- _Requirement_
Skip the images and copy each record exactly as written.

- _Record set_
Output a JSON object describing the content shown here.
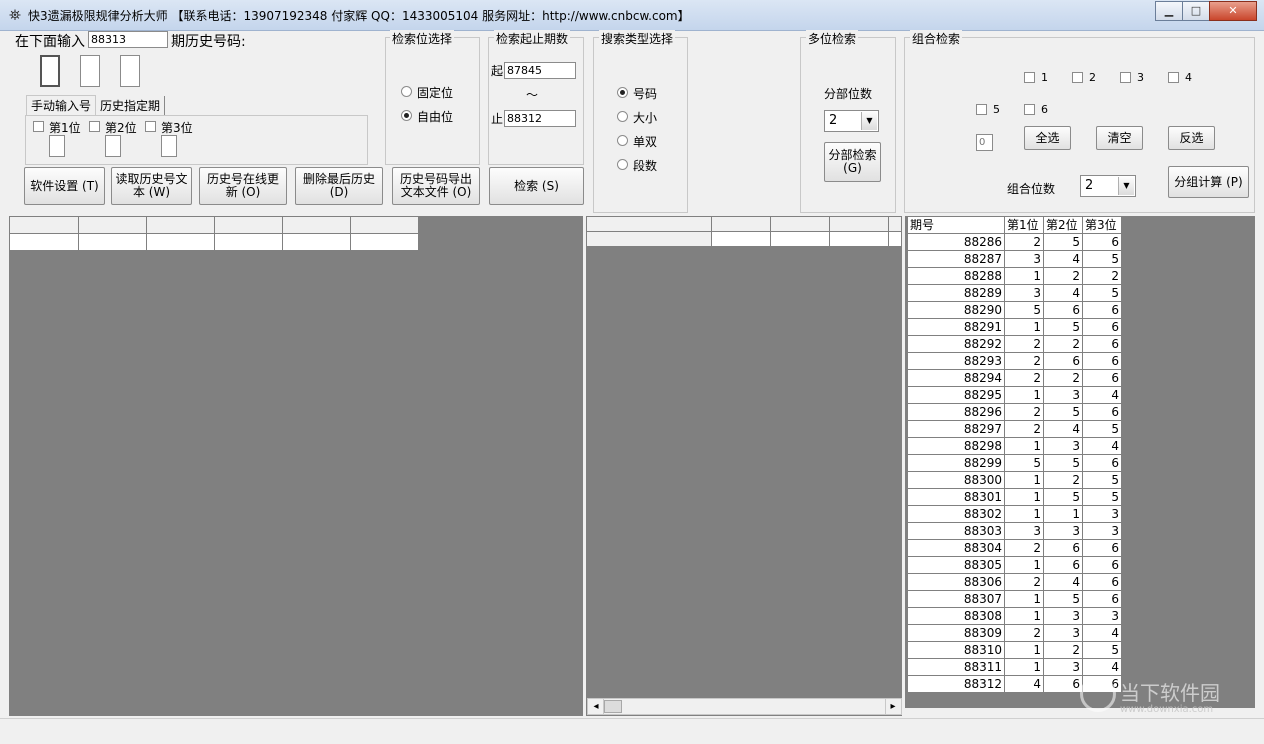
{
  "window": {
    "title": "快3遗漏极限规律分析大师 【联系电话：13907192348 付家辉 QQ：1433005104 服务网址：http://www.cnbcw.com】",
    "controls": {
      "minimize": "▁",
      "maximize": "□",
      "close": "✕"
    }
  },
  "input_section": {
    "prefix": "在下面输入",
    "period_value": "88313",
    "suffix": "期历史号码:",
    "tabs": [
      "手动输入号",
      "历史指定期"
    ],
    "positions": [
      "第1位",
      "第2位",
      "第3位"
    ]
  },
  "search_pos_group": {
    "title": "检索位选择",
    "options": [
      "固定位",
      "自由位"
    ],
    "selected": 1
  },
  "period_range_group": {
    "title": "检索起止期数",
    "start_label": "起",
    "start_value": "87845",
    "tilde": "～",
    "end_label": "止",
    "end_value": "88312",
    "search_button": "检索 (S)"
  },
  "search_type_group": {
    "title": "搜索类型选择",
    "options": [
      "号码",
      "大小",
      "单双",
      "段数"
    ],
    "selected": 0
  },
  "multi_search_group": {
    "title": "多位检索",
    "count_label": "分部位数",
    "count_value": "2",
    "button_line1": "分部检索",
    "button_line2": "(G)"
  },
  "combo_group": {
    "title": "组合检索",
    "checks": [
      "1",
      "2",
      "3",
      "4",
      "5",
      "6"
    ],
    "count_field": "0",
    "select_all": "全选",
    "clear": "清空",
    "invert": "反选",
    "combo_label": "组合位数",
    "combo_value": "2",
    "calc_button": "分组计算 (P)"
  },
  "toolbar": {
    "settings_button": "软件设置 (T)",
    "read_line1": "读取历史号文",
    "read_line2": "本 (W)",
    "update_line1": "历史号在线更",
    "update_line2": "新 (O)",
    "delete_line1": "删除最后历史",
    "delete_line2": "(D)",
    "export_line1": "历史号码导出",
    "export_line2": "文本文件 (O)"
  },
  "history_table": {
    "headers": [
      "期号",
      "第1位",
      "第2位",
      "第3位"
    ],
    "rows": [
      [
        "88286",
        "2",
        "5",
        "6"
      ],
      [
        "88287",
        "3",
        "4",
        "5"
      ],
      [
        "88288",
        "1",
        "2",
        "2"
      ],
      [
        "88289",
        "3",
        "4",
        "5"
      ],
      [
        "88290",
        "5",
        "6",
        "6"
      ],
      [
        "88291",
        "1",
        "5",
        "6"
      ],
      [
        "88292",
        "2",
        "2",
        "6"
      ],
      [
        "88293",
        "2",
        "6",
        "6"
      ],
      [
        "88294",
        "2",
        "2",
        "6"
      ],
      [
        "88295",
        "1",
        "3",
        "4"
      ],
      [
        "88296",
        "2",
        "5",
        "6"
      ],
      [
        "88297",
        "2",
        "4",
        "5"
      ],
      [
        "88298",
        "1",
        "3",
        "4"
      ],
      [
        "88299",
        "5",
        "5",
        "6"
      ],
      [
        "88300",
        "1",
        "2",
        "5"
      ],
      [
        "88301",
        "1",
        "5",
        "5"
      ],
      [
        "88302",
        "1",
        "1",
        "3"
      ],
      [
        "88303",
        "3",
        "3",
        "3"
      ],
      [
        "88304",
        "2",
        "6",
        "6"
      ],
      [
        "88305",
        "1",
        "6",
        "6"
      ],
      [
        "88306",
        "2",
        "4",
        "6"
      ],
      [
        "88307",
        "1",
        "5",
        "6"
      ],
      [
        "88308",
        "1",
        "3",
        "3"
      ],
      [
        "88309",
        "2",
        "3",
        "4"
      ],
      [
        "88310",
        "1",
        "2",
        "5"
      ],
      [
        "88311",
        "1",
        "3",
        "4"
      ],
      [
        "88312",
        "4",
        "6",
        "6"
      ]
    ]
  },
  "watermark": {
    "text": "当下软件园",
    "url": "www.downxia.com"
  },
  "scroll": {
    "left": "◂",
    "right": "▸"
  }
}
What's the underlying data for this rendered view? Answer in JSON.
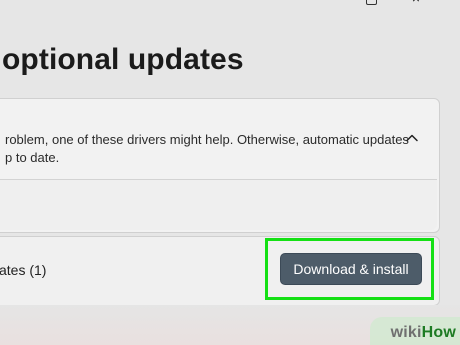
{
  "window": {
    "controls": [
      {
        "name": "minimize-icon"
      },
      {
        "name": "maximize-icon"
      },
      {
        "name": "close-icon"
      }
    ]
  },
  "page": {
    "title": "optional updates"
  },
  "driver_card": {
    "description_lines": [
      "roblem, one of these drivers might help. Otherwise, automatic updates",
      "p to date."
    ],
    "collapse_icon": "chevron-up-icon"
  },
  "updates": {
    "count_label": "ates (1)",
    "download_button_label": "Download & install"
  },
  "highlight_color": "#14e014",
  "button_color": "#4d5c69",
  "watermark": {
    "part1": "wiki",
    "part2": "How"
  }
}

- _Answer to the task_
Output a JSON object describing the content shown here.
{
  "window": {
    "title": "快3遗漏极限规律分析大师 【联系电话：13907192348 付家辉 QQ：1433005104 服务网址：http://www.cnbcw.com】",
    "controls": {
      "minimize": "▁",
      "maximize": "□",
      "close": "✕"
    }
  },
  "input_section": {
    "prefix": "在下面输入",
    "period_value": "88313",
    "suffix": "期历史号码:",
    "tabs": [
      "手动输入号",
      "历史指定期"
    ],
    "positions": [
      "第1位",
      "第2位",
      "第3位"
    ]
  },
  "search_pos_group": {
    "title": "检索位选择",
    "options": [
      "固定位",
      "自由位"
    ],
    "selected": 1
  },
  "period_range_group": {
    "title": "检索起止期数",
    "start_label": "起",
    "start_value": "87845",
    "tilde": "～",
    "end_label": "止",
    "end_value": "88312",
    "search_button": "检索 (S)"
  },
  "search_type_group": {
    "title": "搜索类型选择",
    "options": [
      "号码",
      "大小",
      "单双",
      "段数"
    ],
    "selected": 0
  },
  "multi_search_group": {
    "title": "多位检索",
    "count_label": "分部位数",
    "count_value": "2",
    "button_line1": "分部检索",
    "button_line2": "(G)"
  },
  "combo_group": {
    "title": "组合检索",
    "checks": [
      "1",
      "2",
      "3",
      "4",
      "5",
      "6"
    ],
    "count_field": "0",
    "select_all": "全选",
    "clear": "清空",
    "invert": "反选",
    "combo_label": "组合位数",
    "combo_value": "2",
    "calc_button": "分组计算 (P)"
  },
  "toolbar": {
    "settings_button": "软件设置 (T)",
    "read_line1": "读取历史号文",
    "read_line2": "本 (W)",
    "update_line1": "历史号在线更",
    "update_line2": "新 (O)",
    "delete_line1": "删除最后历史",
    "delete_line2": "(D)",
    "export_line1": "历史号码导出",
    "export_line2": "文本文件 (O)"
  },
  "history_table": {
    "headers": [
      "期号",
      "第1位",
      "第2位",
      "第3位"
    ],
    "rows": [
      [
        "88286",
        "2",
        "5",
        "6"
      ],
      [
        "88287",
        "3",
        "4",
        "5"
      ],
      [
        "88288",
        "1",
        "2",
        "2"
      ],
      [
        "88289",
        "3",
        "4",
        "5"
      ],
      [
        "88290",
        "5",
        "6",
        "6"
      ],
      [
        "88291",
        "1",
        "5",
        "6"
      ],
      [
        "88292",
        "2",
        "2",
        "6"
      ],
      [
        "88293",
        "2",
        "6",
        "6"
      ],
      [
        "88294",
        "2",
        "2",
        "6"
      ],
      [
        "88295",
        "1",
        "3",
        "4"
      ],
      [
        "88296",
        "2",
        "5",
        "6"
      ],
      [
        "88297",
        "2",
        "4",
        "5"
      ],
      [
        "88298",
        "1",
        "3",
        "4"
      ],
      [
        "88299",
        "5",
        "5",
        "6"
      ],
      [
        "88300",
        "1",
        "2",
        "5"
      ],
      [
        "88301",
        "1",
        "5",
        "5"
      ],
      [
        "88302",
        "1",
        "1",
        "3"
      ],
      [
        "88303",
        "3",
        "3",
        "3"
      ],
      [
        "88304",
        "2",
        "6",
        "6"
      ],
      [
        "88305",
        "1",
        "6",
        "6"
      ],
      [
        "88306",
        "2",
        "4",
        "6"
      ],
      [
        "88307",
        "1",
        "5",
        "6"
      ],
      [
        "88308",
        "1",
        "3",
        "3"
      ],
      [
        "88309",
        "2",
        "3",
        "4"
      ],
      [
        "88310",
        "1",
        "2",
        "5"
      ],
      [
        "88311",
        "1",
        "3",
        "4"
      ],
      [
        "88312",
        "4",
        "6",
        "6"
      ]
    ]
  },
  "watermark": {
    "text": "当下软件园",
    "url": "www.downxia.com"
  },
  "scroll": {
    "left": "◂",
    "right": "▸"
  }
}
What's the underlying data for this rendered view? Answer in JSON.
{
  "window": {
    "controls": [
      {
        "name": "minimize-icon"
      },
      {
        "name": "maximize-icon"
      },
      {
        "name": "close-icon"
      }
    ]
  },
  "page": {
    "title": "optional updates"
  },
  "driver_card": {
    "description_lines": [
      "roblem, one of these drivers might help. Otherwise, automatic updates",
      "p to date."
    ],
    "collapse_icon": "chevron-up-icon"
  },
  "updates": {
    "count_label": "ates (1)",
    "download_button_label": "Download & install"
  },
  "highlight_color": "#14e014",
  "button_color": "#4d5c69",
  "watermark": {
    "part1": "wiki",
    "part2": "How"
  }
}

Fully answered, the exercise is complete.